The task: Tally the lines of the data that include the word "text" and state the total, nothing else.

____________

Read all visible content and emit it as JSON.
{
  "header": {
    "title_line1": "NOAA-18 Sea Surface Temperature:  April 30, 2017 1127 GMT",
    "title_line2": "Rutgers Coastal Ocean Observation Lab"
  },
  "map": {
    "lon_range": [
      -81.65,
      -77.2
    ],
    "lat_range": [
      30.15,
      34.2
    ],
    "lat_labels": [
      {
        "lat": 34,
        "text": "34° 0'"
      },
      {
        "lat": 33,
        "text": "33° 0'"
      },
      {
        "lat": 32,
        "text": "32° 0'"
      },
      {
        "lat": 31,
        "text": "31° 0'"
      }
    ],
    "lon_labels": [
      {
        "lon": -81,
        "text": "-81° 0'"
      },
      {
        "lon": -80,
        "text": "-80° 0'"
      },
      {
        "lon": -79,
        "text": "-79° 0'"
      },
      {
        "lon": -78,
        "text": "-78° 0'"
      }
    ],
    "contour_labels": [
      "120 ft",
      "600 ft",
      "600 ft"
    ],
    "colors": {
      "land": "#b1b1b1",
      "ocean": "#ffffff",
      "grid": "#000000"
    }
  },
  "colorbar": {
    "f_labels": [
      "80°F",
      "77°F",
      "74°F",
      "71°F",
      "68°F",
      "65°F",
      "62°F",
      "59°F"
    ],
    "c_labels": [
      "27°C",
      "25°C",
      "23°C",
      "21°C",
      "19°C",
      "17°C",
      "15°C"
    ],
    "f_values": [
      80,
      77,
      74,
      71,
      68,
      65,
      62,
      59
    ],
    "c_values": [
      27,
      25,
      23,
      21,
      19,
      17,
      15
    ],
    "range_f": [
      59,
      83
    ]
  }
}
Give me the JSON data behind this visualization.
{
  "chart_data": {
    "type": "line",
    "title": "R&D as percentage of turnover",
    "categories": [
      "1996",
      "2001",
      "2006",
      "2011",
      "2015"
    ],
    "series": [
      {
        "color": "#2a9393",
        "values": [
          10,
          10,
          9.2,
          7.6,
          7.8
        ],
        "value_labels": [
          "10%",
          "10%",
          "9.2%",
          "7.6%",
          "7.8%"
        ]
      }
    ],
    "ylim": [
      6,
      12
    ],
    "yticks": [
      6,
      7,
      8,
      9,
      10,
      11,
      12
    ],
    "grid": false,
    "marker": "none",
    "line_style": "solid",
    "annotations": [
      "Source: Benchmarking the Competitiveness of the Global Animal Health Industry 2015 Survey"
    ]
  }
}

____________

Output for this exercise: 8